Wherever a line holds the word "синим", copy that line out.

== == ==

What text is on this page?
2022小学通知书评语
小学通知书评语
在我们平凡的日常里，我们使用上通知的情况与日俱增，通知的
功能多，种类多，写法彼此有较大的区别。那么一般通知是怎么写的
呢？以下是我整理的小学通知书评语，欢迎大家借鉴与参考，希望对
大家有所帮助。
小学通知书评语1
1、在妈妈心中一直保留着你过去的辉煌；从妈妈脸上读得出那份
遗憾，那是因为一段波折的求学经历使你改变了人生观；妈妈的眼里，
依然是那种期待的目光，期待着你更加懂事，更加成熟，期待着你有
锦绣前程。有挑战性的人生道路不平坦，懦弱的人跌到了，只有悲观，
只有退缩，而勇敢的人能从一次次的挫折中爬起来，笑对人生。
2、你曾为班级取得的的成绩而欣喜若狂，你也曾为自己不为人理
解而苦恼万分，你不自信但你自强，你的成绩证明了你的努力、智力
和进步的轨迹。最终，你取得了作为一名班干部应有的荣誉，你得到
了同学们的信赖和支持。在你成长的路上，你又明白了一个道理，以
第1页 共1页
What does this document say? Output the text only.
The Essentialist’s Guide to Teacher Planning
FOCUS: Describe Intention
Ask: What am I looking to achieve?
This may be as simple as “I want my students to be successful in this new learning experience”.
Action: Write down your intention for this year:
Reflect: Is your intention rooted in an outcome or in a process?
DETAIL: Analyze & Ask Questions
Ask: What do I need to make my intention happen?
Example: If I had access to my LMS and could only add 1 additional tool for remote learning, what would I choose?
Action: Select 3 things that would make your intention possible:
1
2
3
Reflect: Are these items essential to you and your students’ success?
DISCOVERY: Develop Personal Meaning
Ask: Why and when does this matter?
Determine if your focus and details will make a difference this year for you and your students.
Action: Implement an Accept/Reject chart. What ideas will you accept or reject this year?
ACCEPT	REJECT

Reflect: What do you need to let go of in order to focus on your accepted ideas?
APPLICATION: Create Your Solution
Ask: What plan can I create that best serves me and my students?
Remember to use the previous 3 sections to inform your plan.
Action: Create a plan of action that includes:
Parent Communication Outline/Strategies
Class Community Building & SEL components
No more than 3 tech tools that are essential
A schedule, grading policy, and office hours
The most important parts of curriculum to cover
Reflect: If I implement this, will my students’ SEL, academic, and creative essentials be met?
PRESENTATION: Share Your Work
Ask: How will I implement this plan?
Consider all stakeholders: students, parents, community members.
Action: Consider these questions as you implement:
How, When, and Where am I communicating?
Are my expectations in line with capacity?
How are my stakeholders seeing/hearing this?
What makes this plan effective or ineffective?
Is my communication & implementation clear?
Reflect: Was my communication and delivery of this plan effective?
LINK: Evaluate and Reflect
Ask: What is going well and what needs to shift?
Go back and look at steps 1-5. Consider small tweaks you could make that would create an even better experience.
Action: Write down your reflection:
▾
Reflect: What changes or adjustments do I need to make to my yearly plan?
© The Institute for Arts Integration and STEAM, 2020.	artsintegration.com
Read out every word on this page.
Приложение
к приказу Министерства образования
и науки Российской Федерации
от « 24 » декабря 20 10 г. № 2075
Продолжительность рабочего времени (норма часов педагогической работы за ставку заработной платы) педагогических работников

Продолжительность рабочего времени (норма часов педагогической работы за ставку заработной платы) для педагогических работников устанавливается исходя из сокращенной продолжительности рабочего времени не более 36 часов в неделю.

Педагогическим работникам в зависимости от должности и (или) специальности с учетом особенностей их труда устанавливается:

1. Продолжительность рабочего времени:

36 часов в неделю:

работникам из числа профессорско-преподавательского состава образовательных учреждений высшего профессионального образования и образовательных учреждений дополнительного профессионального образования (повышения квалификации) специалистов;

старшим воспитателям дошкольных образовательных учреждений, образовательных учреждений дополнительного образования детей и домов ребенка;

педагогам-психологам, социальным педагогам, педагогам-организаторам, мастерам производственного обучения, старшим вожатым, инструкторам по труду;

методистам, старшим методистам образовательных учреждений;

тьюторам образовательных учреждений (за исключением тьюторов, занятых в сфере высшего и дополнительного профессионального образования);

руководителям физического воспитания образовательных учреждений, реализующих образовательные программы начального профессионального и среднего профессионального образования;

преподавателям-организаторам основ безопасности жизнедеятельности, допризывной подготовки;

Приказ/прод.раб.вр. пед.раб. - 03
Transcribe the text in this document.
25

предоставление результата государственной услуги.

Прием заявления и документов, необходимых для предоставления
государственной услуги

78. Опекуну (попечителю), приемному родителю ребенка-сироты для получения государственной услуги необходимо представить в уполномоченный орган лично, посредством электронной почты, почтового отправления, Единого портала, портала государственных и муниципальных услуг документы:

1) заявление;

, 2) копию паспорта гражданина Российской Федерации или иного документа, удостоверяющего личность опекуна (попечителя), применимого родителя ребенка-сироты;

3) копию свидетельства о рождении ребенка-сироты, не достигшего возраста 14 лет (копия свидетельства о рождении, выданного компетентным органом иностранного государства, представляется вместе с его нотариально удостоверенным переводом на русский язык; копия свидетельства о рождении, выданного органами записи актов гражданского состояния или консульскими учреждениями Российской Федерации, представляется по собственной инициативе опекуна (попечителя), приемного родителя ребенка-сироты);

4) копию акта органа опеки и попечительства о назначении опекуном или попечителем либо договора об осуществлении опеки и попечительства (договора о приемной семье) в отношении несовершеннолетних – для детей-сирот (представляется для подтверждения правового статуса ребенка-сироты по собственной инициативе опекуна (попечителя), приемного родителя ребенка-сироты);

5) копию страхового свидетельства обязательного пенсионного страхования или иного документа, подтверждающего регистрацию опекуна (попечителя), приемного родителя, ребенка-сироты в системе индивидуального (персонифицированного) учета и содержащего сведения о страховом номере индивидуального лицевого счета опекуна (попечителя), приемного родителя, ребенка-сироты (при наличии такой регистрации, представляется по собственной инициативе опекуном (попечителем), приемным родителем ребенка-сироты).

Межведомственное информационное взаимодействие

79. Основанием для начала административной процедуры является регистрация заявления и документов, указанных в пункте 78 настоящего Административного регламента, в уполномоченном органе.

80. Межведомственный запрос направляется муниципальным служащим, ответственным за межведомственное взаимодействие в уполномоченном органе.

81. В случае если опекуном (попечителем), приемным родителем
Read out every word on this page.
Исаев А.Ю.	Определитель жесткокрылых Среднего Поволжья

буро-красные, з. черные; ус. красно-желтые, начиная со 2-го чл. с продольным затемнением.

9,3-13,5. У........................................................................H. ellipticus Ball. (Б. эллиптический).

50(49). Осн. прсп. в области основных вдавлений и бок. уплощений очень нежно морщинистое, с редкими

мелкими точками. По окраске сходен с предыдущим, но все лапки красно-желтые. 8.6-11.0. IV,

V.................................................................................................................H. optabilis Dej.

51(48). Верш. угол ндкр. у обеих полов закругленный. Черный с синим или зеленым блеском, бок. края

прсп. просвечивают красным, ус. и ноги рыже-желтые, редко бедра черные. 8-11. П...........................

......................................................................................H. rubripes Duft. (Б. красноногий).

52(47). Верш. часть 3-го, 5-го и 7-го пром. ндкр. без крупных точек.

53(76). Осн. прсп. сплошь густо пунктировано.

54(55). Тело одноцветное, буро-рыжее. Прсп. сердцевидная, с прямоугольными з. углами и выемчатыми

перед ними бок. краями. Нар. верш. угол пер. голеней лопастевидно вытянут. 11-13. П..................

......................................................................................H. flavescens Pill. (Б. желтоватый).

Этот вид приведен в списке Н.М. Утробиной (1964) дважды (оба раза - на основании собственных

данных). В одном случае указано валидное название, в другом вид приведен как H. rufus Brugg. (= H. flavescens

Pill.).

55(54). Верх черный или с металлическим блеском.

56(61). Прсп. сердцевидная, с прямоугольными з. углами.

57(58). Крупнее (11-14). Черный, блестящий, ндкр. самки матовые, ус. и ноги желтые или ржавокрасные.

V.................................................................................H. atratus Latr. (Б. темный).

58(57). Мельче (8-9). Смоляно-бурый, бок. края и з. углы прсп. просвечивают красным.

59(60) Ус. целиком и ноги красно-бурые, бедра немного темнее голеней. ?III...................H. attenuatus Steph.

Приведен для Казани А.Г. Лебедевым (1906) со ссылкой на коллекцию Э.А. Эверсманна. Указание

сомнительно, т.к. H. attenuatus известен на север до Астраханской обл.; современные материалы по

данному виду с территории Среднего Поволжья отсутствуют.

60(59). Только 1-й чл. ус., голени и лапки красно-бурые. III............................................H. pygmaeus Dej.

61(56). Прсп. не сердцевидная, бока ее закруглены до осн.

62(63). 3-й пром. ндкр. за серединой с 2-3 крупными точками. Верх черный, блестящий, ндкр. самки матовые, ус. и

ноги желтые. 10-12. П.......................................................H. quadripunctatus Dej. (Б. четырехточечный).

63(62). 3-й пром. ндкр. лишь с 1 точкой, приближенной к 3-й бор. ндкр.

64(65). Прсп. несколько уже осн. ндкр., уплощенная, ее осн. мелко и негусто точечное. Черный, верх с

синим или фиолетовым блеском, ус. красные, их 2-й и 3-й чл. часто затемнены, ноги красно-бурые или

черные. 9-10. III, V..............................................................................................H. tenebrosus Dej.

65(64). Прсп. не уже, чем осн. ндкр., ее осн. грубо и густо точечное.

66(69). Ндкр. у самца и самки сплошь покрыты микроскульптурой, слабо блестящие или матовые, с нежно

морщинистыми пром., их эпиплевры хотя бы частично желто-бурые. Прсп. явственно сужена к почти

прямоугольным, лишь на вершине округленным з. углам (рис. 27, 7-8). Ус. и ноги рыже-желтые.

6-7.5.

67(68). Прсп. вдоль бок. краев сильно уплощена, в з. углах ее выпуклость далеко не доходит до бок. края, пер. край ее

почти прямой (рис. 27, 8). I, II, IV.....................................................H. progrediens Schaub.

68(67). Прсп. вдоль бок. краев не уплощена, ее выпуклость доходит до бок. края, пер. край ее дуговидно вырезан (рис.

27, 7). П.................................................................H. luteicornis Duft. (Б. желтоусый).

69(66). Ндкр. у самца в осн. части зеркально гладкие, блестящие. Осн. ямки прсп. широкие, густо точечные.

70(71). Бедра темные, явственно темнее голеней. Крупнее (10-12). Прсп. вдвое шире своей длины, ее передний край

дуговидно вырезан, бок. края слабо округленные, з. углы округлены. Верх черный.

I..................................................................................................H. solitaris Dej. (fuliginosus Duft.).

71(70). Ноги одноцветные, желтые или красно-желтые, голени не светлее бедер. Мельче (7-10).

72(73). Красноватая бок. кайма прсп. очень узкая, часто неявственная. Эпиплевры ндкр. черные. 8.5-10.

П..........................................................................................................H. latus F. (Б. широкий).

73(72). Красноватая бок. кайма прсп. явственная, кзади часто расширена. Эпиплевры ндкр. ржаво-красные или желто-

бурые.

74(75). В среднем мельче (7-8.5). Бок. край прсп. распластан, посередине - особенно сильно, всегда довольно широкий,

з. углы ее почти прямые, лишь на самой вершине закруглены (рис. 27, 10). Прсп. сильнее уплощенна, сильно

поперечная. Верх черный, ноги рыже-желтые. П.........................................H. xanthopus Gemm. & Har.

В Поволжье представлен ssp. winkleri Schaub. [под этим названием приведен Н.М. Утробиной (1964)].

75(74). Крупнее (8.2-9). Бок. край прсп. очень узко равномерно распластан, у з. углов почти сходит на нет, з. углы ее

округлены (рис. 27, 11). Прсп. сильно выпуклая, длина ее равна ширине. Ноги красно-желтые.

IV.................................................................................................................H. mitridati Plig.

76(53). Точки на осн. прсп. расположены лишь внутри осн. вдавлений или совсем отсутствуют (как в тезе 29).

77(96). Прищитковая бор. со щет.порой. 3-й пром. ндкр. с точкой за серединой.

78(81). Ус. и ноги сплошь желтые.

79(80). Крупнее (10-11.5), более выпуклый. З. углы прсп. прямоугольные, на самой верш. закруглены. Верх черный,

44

== == ==

= Exercise solution =
51(48). Верш. угол ндкр. у обеих полов закругленный. Черный с синим или зеленым блеском, бок. края
синим или фиолетовым блеском, ус. красные, их 2-й и 3-й чл. часто затемнены, ноги красно-бурые или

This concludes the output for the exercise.